■ **Selected excerpt**
◆ ◆ ◆ ◆
There were no shorthand notes taken and we cannot get that information. As a legal man, the Minister favours further appeals to higher courts—another farce, another way of getting jobs for K.C.s and solicitors at the expense of the starving railway men. The four cases submitted by the men in Grand Canal Street were test cases, and I am prepared to pledge anything, on the opinion of the legal men who advised us, that as a result of the failure of those test cases, the Ballinamore men will not get compensation. Their cases are practically the same cases.

Those are now apparently strong cases and we heard nothing about them except that they had not got compensation. There was nothing shown here which would point out where the Amalgamation Act has failed.

Are you prepared to allow the Select Committee to take evidence as to whether or not these people have a case?

Yes, when it is shown to the House that there is justification for the setting up of a committee. Give us the facts.

I adhere to the statement that they were dismissed as a result of amalgamation.

Is not that what has to be proved?
◆ ◆ ◆ ◆
■ **Material**
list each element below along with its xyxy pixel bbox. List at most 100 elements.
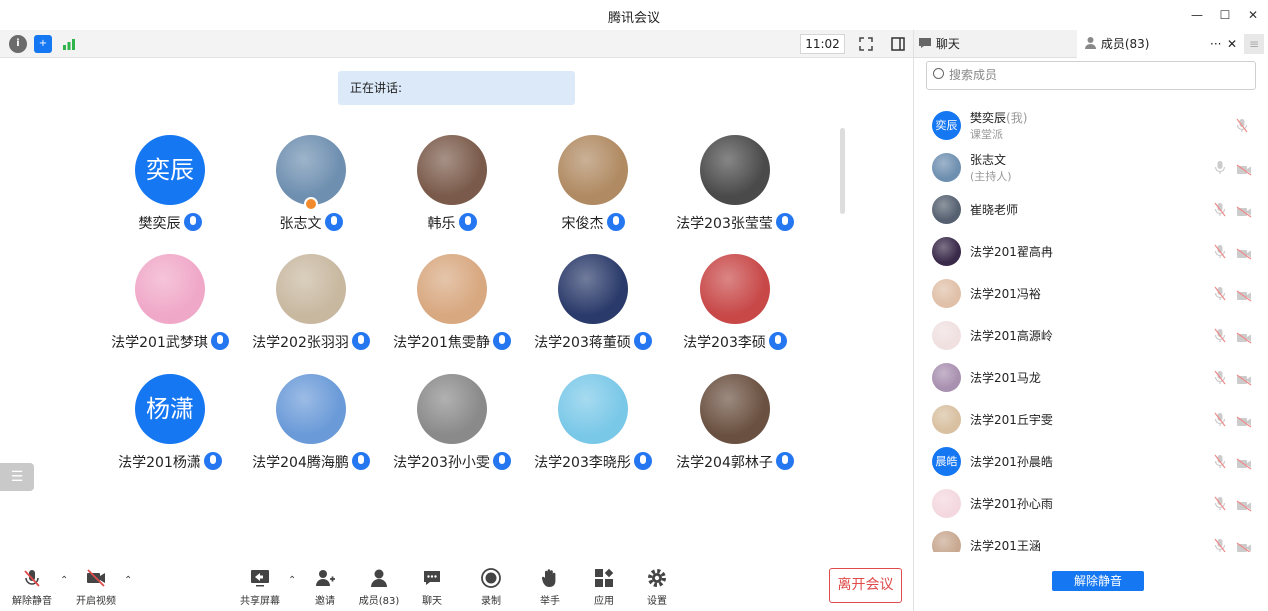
◆ ◆ ◆ ◆
■ **Problems**
1 - Answer each question from the debate excerpt.
(a) According to the first speaker, why can the information not be obtained?
(b) How many cases submitted by the men in Grand Canal Street were test cases?
(c) Which body is named as the one that might be allowed to take evidence on whether these people have a case?
2 - Return the passage of the debate excerpt starting at "Yes, when it" and ending at "result of amalgamation.", copying it word for word.
Rely only on the debate excerpt, not on the material.

■ **Solutions below**
1 -
(a) No shorthand notes were taken.
(b) Four.
(c) The Select Committee.

2 -
Yes, when it is shown to the House that there is justification for the setting up of a committee. Give us the facts.

I adhere to the statement that they were dismissed as a result of amalgamation.